PROBLEM STATEMENT:
Quote every line below exactly as it reads.

Saved entries
BEGIN

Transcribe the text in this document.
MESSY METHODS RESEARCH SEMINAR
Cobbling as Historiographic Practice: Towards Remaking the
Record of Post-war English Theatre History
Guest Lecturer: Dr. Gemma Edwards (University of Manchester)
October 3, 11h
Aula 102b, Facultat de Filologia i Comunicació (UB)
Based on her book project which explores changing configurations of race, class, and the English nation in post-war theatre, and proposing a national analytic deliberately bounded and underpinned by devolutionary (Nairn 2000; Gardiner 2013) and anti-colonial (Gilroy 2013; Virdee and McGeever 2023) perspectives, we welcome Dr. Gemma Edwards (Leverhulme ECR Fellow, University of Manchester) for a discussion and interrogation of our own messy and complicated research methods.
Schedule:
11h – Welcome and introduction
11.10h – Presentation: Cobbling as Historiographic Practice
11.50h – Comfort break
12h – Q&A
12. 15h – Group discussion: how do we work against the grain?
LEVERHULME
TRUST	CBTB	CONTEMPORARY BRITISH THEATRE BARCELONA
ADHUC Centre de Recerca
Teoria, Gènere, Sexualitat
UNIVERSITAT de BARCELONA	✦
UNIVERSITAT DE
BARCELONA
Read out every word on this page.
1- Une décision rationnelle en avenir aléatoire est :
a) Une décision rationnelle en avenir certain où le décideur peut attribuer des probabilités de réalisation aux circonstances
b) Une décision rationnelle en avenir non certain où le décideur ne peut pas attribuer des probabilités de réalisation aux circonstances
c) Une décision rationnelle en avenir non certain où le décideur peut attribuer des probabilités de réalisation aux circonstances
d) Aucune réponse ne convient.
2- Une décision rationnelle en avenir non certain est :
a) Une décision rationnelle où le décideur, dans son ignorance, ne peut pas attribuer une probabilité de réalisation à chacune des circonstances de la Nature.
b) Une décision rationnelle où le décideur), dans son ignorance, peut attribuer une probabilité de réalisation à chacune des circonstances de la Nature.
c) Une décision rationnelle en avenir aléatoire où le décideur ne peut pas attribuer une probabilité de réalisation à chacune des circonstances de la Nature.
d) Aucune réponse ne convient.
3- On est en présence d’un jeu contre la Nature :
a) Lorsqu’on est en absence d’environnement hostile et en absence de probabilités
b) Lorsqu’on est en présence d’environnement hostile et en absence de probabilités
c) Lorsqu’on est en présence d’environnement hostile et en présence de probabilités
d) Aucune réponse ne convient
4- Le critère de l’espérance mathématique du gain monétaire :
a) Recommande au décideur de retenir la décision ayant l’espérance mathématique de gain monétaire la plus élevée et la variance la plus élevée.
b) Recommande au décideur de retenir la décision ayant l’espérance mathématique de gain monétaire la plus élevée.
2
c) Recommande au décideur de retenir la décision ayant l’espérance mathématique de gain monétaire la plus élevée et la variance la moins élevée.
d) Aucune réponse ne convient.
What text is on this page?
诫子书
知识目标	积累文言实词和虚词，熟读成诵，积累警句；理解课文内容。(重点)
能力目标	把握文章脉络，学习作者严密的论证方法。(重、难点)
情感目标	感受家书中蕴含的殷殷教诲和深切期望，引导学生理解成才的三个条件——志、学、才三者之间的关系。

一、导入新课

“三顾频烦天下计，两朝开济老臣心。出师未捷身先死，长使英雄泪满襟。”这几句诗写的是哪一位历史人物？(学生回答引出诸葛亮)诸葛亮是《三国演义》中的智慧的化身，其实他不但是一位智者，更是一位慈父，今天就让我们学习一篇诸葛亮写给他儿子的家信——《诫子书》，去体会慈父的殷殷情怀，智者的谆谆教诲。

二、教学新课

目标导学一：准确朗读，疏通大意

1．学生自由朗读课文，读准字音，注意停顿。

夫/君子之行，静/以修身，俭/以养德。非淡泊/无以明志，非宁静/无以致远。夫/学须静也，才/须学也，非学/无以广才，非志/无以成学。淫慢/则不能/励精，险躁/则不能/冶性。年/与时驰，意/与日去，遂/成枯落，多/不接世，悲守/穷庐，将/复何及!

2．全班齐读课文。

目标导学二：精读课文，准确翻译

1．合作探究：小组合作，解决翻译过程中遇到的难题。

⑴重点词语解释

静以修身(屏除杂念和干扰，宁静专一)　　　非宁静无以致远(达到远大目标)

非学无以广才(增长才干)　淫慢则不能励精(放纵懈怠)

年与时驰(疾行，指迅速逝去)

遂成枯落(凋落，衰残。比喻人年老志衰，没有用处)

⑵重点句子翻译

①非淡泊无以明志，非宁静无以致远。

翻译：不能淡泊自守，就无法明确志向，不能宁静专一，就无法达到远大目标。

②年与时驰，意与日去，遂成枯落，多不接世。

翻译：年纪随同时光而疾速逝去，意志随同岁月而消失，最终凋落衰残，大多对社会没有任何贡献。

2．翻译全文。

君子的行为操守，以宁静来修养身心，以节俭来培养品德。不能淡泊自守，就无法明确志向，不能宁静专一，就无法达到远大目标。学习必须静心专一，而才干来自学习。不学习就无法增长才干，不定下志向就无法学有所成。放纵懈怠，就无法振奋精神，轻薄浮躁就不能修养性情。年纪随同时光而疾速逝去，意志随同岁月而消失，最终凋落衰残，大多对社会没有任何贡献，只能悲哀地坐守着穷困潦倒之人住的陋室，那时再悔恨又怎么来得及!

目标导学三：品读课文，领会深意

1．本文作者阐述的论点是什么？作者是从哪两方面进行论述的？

END

RESULT OF THIS TASK:
Transcribe the text in this document.
MESSY METHODS RESEARCH SEMINAR
Cobbling as Historiographic Practice: Towards Remaking the
Record of Post-war English Theatre History
Guest Lecturer: Dr. Gemma Edwards (University of Manchester)
October 3, 11h
Aula 102b, Facultat de Filologia i Comunicació (UB)
Based on her book project which explores changing configurations of race, class, and the English nation in post-war theatre, and proposing a national analytic deliberately bounded and underpinned by devolutionary (Nairn 2000; Gardiner 2013) and anti-colonial (Gilroy 2013; Virdee and McGeever 2023) perspectives, we welcome Dr. Gemma Edwards (Leverhulme ECR Fellow, University of Manchester) for a discussion and interrogation of our own messy and complicated research methods.
Schedule:
11h – Welcome and introduction
11.10h – Presentation: Cobbling as Historiographic Practice
11.50h – Comfort break
12h – Q&A
12. 15h – Group discussion: how do we work against the grain?
LEVERHULME
TRUST	CBTB	CONTEMPORARY BRITISH THEATRE BARCELONA
ADHUC Centre de Recerca
Teoria, Gènere, Sexualitat
UNIVERSITAT de BARCELONA	✦
UNIVERSITAT DE
BARCELONA
Read out every word on this page.
1- Une décision rationnelle en avenir aléatoire est :
a) Une décision rationnelle en avenir certain où le décideur peut attribuer des probabilités de réalisation aux circonstances
b) Une décision rationnelle en avenir non certain où le décideur ne peut pas attribuer des probabilités de réalisation aux circonstances
c) Une décision rationnelle en avenir non certain où le décideur peut attribuer des probabilités de réalisation aux circonstances
d) Aucune réponse ne convient.
2- Une décision rationnelle en avenir non certain est :
a) Une décision rationnelle où le décideur, dans son ignorance, ne peut pas attribuer une probabilité de réalisation à chacune des circonstances de la Nature.
b) Une décision rationnelle où le décideur), dans son ignorance, peut attribuer une probabilité de réalisation à chacune des circonstances de la Nature.
c) Une décision rationnelle en avenir aléatoire où le décideur ne peut pas attribuer une probabilité de réalisation à chacune des circonstances de la Nature.
d) Aucune réponse ne convient.
3- On est en présence d’un jeu contre la Nature :
a) Lorsqu’on est en absence d’environnement hostile et en absence de probabilités
b) Lorsqu’on est en présence d’environnement hostile et en absence de probabilités
c) Lorsqu’on est en présence d’environnement hostile et en présence de probabilités
d) Aucune réponse ne convient
4- Le critère de l’espérance mathématique du gain monétaire :
a) Recommande au décideur de retenir la décision ayant l’espérance mathématique de gain monétaire la plus élevée et la variance la plus élevée.
b) Recommande au décideur de retenir la décision ayant l’espérance mathématique de gain monétaire la plus élevée.
2
c) Recommande au décideur de retenir la décision ayant l’espérance mathématique de gain monétaire la plus élevée et la variance la moins élevée.
d) Aucune réponse ne convient.
What text is on this page?
诫子书
知识目标	积累文言实词和虚词，熟读成诵，积累警句；理解课文内容。(重点)
能力目标	把握文章脉络，学习作者严密的论证方法。(重、难点)
情感目标	感受家书中蕴含的殷殷教诲和深切期望，引导学生理解成才的三个条件——志、学、才三者之间的关系。

一、导入新课

“三顾频烦天下计，两朝开济老臣心。出师未捷身先死，长使英雄泪满襟。”这几句诗写的是哪一位历史人物？(学生回答引出诸葛亮)诸葛亮是《三国演义》中的智慧的化身，其实他不但是一位智者，更是一位慈父，今天就让我们学习一篇诸葛亮写给他儿子的家信——《诫子书》，去体会慈父的殷殷情怀，智者的谆谆教诲。

二、教学新课

目标导学一：准确朗读，疏通大意

1．学生自由朗读课文，读准字音，注意停顿。

夫/君子之行，静/以修身，俭/以养德。非淡泊/无以明志，非宁静/无以致远。夫/学须静也，才/须学也，非学/无以广才，非志/无以成学。淫慢/则不能/励精，险躁/则不能/冶性。年/与时驰，意/与日去，遂/成枯落，多/不接世，悲守/穷庐，将/复何及!

2．全班齐读课文。

目标导学二：精读课文，准确翻译

1．合作探究：小组合作，解决翻译过程中遇到的难题。

⑴重点词语解释

静以修身(屏除杂念和干扰，宁静专一)　　　非宁静无以致远(达到远大目标)

非学无以广才(增长才干)　淫慢则不能励精(放纵懈怠)

年与时驰(疾行，指迅速逝去)

遂成枯落(凋落，衰残。比喻人年老志衰，没有用处)

⑵重点句子翻译

①非淡泊无以明志，非宁静无以致远。

翻译：不能淡泊自守，就无法明确志向，不能宁静专一，就无法达到远大目标。

②年与时驰，意与日去，遂成枯落，多不接世。

翻译：年纪随同时光而疾速逝去，意志随同岁月而消失，最终凋落衰残，大多对社会没有任何贡献。

2．翻译全文。

君子的行为操守，以宁静来修养身心，以节俭来培养品德。不能淡泊自守，就无法明确志向，不能宁静专一，就无法达到远大目标。学习必须静心专一，而才干来自学习。不学习就无法增长才干，不定下志向就无法学有所成。放纵懈怠，就无法振奋精神，轻薄浮躁就不能修养性情。年纪随同时光而疾速逝去，意志随同岁月而消失，最终凋落衰残，大多对社会没有任何贡献，只能悲哀地坐守着穷困潦倒之人住的陋室，那时再悔恨又怎么来得及!

目标导学三：品读课文，领会深意

1．本文作者阐述的论点是什么？作者是从哪两方面进行论述的？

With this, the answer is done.